Do this »
Copy out every line that contains "también".

Recorded data »
----
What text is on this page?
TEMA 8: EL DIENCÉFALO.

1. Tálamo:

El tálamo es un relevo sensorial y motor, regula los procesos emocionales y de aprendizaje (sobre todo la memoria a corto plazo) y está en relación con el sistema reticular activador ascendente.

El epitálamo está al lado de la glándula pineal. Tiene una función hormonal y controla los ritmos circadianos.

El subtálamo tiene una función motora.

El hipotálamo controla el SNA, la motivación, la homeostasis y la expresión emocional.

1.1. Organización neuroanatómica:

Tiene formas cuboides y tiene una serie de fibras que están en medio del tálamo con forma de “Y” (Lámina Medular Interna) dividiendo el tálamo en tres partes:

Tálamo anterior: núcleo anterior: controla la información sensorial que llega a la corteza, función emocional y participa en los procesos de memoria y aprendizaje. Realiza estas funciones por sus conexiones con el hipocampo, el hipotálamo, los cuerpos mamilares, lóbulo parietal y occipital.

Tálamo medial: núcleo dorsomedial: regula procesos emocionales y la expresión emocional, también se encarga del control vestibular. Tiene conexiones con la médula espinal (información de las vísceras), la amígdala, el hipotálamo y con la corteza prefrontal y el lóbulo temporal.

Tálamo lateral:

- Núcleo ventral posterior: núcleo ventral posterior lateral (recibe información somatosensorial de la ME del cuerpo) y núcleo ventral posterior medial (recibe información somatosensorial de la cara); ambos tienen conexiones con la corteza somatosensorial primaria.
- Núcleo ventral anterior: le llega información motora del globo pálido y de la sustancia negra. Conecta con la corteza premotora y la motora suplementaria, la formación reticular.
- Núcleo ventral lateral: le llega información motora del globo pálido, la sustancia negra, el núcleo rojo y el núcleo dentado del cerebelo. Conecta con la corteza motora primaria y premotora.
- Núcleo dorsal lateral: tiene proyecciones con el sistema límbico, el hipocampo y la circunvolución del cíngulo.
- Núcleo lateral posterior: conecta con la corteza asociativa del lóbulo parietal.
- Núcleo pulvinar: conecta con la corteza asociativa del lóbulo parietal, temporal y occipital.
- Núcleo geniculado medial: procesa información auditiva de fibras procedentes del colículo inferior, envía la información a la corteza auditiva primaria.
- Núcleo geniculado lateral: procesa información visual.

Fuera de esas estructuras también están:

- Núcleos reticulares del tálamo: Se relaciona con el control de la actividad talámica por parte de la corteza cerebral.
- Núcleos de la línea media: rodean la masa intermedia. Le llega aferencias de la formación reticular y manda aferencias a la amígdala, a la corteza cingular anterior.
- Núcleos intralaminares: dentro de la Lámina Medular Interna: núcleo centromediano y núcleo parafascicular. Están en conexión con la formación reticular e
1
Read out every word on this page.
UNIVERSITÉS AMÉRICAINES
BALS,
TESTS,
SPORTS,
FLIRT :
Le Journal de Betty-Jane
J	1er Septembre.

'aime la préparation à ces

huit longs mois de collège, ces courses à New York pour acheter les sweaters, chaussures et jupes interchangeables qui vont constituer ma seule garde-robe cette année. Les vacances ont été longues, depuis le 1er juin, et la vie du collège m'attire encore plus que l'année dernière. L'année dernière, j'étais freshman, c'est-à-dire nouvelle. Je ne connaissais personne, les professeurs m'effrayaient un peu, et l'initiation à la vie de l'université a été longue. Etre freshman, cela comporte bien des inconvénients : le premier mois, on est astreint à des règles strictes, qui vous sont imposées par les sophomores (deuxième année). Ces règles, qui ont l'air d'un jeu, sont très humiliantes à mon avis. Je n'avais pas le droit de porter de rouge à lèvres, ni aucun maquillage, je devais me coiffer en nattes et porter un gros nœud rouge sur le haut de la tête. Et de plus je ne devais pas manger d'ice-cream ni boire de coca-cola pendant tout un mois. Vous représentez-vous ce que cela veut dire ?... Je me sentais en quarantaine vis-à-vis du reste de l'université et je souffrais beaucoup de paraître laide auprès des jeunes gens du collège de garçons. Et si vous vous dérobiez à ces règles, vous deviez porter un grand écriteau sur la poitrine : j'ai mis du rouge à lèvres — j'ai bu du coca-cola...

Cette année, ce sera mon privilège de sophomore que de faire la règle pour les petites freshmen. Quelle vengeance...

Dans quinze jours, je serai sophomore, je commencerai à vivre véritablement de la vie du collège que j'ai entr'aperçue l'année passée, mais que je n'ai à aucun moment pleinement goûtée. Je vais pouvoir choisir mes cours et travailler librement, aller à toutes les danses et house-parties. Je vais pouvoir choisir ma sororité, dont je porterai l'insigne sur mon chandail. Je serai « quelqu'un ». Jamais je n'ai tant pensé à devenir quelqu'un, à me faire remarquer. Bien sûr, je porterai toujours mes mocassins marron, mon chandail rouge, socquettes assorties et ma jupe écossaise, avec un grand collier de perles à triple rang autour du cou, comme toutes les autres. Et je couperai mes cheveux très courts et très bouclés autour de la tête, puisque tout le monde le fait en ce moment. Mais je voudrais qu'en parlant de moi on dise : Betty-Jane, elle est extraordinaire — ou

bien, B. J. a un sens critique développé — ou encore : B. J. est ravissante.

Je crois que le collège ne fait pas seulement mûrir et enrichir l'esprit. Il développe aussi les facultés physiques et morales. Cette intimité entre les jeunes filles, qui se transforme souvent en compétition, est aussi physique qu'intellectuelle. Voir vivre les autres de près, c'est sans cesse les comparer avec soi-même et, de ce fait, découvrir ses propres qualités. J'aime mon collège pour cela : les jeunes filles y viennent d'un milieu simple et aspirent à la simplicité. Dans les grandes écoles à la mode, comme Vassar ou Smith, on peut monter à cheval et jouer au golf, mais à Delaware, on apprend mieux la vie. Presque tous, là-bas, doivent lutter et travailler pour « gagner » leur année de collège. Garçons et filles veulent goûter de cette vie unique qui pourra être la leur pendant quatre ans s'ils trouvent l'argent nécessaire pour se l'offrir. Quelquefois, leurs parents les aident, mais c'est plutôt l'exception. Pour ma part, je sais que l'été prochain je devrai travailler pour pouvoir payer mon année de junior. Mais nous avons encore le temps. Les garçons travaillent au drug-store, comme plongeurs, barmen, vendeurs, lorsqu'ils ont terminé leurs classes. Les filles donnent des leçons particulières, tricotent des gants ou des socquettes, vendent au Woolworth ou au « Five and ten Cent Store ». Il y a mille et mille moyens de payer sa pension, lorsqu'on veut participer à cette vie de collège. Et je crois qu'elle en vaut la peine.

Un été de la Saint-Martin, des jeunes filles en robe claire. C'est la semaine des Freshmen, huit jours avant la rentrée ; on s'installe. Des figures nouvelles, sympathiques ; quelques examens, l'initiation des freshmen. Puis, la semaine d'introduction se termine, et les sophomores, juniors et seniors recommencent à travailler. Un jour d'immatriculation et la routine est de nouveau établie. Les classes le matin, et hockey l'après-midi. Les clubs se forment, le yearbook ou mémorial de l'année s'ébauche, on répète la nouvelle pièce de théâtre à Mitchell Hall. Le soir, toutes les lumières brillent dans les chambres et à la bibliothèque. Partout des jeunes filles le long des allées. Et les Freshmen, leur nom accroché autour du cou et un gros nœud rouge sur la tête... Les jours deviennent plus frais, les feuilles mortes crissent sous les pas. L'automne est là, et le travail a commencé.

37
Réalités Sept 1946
----
Final result »
Tálamo medial: núcleo dorsomedial: regula procesos emocionales y la expresión emocional, también se encarga del control vestibular. Tiene conexiones con la médula espinal (información de las vísceras), la amígdala, el hipotálamo y con la corteza prefrontal y el lóbulo temporal.
Fuera de esas estructuras también están:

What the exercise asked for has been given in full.